Excerpt from a dataset:

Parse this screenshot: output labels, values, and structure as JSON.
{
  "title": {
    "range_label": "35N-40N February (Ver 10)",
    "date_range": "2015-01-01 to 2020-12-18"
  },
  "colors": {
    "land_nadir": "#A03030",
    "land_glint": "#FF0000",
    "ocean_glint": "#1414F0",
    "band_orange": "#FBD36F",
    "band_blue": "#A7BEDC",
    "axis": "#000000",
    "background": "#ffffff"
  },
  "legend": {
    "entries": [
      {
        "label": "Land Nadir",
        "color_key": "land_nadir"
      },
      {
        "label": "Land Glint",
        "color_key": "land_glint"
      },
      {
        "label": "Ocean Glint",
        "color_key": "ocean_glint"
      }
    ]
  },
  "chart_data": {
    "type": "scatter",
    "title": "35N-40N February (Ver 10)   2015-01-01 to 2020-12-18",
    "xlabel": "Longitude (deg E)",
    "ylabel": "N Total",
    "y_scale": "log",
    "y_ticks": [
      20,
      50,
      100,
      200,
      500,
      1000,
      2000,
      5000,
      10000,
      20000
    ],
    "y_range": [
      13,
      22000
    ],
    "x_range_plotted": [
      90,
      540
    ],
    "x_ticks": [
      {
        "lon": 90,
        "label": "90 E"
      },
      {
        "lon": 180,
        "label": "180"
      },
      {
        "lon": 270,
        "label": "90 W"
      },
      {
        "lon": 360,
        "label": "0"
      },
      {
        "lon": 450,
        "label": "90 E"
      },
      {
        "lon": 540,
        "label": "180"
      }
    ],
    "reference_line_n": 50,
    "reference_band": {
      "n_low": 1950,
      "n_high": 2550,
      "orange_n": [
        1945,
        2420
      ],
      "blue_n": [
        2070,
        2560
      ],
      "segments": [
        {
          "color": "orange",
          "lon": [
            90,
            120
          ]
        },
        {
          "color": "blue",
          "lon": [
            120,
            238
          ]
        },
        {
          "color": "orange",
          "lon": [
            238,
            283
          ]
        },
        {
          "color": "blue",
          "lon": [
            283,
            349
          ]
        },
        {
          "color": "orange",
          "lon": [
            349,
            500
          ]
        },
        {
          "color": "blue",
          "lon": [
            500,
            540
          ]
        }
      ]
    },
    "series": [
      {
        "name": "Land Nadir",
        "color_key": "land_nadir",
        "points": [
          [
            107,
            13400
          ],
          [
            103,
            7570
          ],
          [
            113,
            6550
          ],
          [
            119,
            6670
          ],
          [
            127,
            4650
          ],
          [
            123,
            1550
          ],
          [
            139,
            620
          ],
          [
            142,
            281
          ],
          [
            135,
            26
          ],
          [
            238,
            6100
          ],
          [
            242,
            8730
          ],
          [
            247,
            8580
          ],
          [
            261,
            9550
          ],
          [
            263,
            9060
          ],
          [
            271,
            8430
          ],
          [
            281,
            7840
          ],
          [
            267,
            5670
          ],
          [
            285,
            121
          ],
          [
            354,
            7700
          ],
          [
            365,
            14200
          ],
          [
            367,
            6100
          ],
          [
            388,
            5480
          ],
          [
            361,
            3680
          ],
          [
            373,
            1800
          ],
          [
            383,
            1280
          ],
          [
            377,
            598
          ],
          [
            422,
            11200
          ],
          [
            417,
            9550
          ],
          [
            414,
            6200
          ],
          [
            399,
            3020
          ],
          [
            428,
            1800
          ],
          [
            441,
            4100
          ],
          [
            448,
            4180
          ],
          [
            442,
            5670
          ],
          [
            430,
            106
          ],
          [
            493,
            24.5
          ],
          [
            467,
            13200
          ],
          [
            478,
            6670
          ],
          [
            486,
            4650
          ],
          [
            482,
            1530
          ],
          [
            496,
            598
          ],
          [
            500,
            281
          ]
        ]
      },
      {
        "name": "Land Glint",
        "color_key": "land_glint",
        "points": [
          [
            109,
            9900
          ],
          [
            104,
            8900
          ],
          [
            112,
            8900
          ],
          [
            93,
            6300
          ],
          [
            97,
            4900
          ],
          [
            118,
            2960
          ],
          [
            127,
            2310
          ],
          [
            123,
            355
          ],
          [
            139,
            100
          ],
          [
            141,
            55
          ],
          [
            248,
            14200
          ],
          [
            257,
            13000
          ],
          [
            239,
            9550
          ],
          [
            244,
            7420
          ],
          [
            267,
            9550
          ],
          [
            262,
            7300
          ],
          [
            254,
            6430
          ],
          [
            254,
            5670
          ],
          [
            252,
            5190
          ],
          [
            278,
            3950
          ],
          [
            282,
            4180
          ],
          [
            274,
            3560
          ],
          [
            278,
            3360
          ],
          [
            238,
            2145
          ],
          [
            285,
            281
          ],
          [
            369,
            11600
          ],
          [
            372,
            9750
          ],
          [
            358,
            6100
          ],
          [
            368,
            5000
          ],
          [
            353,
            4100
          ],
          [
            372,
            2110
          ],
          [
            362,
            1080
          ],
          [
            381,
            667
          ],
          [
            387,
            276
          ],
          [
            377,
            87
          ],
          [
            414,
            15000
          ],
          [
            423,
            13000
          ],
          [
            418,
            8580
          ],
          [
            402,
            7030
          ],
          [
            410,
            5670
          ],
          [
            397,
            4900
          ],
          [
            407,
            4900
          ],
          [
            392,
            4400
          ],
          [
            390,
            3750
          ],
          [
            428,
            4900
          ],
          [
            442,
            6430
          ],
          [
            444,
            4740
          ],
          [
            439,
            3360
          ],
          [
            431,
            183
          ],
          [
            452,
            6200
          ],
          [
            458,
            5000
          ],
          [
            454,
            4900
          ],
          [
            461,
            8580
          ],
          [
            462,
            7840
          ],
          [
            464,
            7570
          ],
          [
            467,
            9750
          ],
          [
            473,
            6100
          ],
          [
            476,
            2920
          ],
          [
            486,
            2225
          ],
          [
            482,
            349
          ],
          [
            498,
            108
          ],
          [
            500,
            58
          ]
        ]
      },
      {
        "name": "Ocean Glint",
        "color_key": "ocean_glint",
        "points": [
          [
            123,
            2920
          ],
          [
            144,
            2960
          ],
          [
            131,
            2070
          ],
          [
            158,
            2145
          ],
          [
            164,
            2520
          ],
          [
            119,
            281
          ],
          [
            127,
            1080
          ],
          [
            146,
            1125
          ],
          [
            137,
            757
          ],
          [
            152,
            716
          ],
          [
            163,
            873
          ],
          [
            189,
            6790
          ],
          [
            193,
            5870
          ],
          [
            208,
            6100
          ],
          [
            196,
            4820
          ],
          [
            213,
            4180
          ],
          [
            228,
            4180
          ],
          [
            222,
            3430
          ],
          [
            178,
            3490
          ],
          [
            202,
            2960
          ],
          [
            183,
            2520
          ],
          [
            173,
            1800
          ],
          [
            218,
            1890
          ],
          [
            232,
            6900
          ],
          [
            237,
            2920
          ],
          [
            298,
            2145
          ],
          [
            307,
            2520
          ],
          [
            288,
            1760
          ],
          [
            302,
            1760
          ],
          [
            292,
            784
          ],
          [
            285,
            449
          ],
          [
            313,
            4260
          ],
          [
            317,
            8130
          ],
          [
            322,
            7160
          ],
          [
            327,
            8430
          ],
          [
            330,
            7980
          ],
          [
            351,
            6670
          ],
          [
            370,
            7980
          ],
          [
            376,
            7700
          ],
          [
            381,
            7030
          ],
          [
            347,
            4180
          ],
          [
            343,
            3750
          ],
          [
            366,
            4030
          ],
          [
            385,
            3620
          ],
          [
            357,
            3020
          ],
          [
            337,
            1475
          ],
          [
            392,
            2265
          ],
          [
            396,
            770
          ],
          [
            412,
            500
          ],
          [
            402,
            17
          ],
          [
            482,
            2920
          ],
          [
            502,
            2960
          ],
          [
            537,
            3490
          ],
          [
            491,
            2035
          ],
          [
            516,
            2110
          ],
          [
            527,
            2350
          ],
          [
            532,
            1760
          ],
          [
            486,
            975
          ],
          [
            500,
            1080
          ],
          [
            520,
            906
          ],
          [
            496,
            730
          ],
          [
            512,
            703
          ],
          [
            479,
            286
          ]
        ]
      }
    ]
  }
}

==

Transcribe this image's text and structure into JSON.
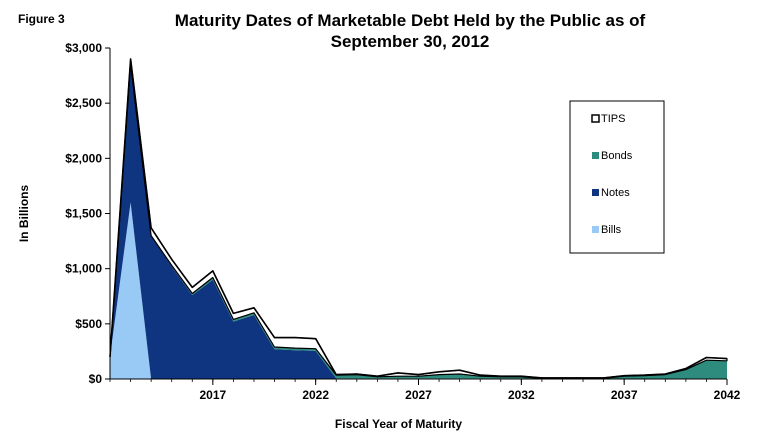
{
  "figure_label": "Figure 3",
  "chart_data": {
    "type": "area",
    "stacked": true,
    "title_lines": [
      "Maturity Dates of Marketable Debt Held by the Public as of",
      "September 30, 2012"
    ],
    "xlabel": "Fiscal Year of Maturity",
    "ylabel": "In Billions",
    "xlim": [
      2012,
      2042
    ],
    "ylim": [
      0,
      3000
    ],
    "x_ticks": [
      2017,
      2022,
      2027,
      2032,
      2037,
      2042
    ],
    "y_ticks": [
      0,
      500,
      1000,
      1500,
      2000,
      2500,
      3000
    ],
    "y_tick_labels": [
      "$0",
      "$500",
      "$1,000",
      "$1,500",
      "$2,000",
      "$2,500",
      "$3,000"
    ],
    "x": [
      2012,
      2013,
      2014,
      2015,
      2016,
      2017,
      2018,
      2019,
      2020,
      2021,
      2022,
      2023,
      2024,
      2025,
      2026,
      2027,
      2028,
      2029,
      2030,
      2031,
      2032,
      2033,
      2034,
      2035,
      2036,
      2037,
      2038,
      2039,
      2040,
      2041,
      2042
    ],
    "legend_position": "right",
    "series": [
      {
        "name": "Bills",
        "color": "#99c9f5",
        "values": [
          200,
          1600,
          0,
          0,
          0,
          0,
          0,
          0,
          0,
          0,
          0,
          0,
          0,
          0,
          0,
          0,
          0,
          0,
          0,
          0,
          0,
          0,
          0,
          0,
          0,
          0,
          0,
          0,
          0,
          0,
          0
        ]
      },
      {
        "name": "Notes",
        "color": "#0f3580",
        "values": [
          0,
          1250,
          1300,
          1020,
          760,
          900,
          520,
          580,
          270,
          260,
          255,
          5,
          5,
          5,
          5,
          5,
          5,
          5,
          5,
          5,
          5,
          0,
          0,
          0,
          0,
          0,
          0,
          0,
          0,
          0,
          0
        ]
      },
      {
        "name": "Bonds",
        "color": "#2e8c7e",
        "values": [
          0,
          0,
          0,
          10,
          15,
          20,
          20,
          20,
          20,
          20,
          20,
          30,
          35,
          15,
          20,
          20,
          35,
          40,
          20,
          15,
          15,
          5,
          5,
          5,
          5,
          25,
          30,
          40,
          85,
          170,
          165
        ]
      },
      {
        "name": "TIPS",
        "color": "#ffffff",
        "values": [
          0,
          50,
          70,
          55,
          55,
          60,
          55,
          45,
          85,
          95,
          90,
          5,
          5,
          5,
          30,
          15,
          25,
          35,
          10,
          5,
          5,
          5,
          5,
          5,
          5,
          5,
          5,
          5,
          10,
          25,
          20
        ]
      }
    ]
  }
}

--

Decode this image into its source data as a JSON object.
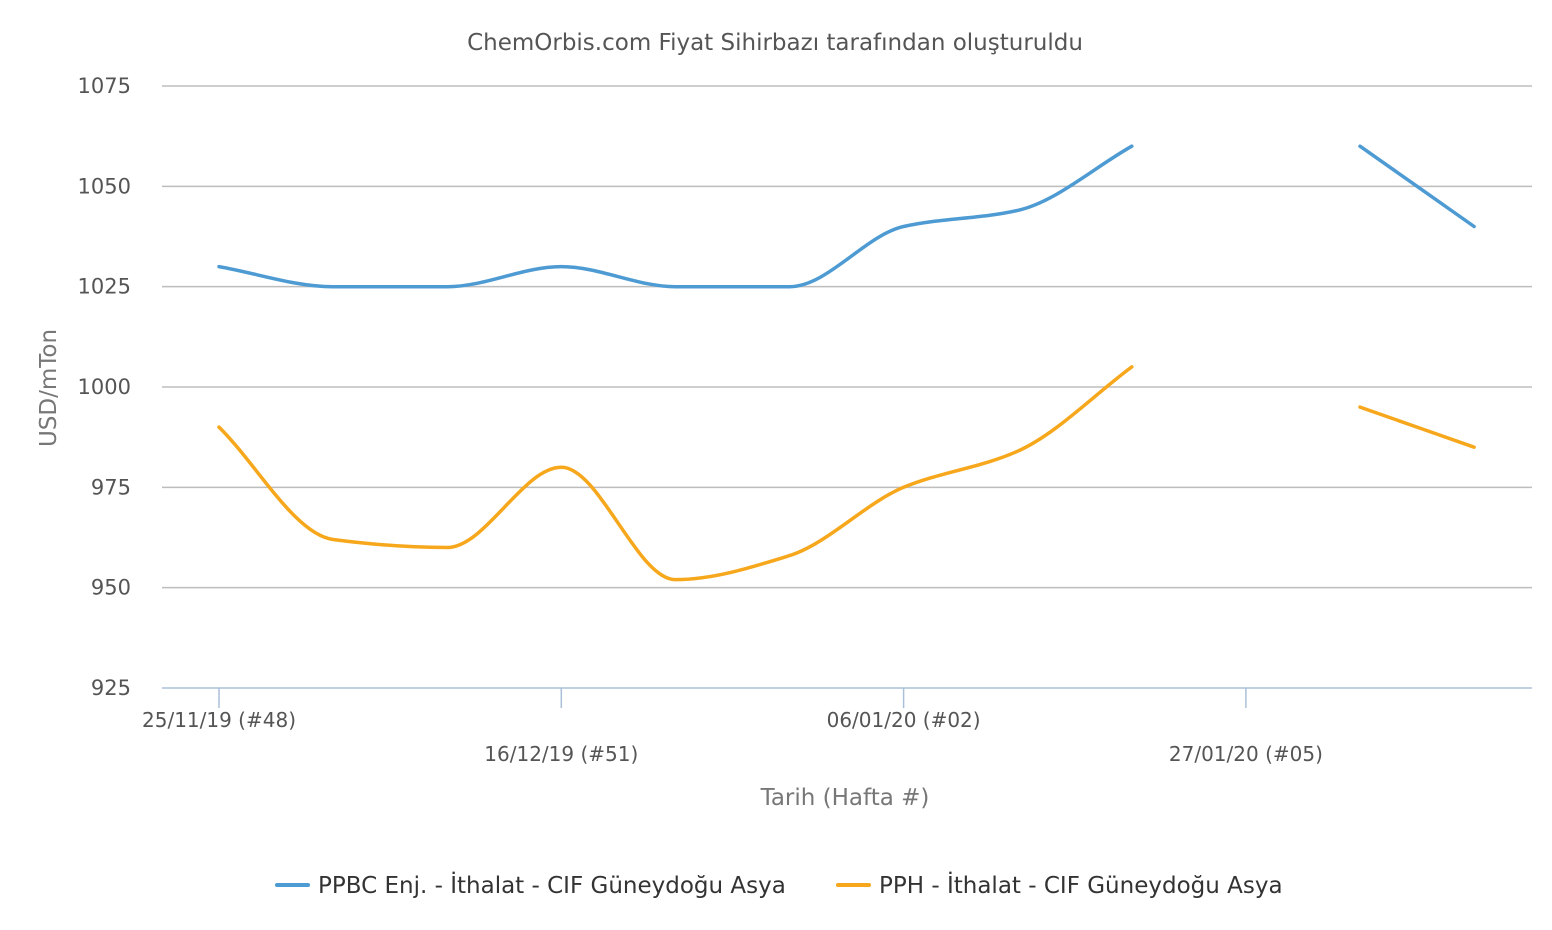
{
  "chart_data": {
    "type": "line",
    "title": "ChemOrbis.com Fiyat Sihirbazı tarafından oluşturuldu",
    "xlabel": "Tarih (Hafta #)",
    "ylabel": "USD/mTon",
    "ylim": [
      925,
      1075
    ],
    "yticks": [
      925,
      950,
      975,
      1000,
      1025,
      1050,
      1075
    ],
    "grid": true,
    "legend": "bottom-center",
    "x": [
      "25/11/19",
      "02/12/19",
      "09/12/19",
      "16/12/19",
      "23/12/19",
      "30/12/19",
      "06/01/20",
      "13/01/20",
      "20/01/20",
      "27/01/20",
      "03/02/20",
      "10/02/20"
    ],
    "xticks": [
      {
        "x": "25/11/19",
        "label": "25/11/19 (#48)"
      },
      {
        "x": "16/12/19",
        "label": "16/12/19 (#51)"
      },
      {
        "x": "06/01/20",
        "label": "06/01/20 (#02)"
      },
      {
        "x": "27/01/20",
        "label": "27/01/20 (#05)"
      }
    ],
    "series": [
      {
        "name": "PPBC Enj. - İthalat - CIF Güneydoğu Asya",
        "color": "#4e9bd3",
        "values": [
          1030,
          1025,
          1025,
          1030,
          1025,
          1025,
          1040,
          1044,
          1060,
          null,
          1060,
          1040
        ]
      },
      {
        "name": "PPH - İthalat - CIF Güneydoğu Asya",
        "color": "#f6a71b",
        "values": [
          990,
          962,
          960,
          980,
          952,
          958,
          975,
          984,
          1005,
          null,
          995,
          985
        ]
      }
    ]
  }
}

WORK REQUIRED → Copy all lines from the entries that contain the word "İthalat".

TASK OUTPUT →
        "name": "PPBC Enj. - İthalat - CIF Güneydoğu Asya",
        "name": "PPH - İthalat - CIF Güneydoğu Asya",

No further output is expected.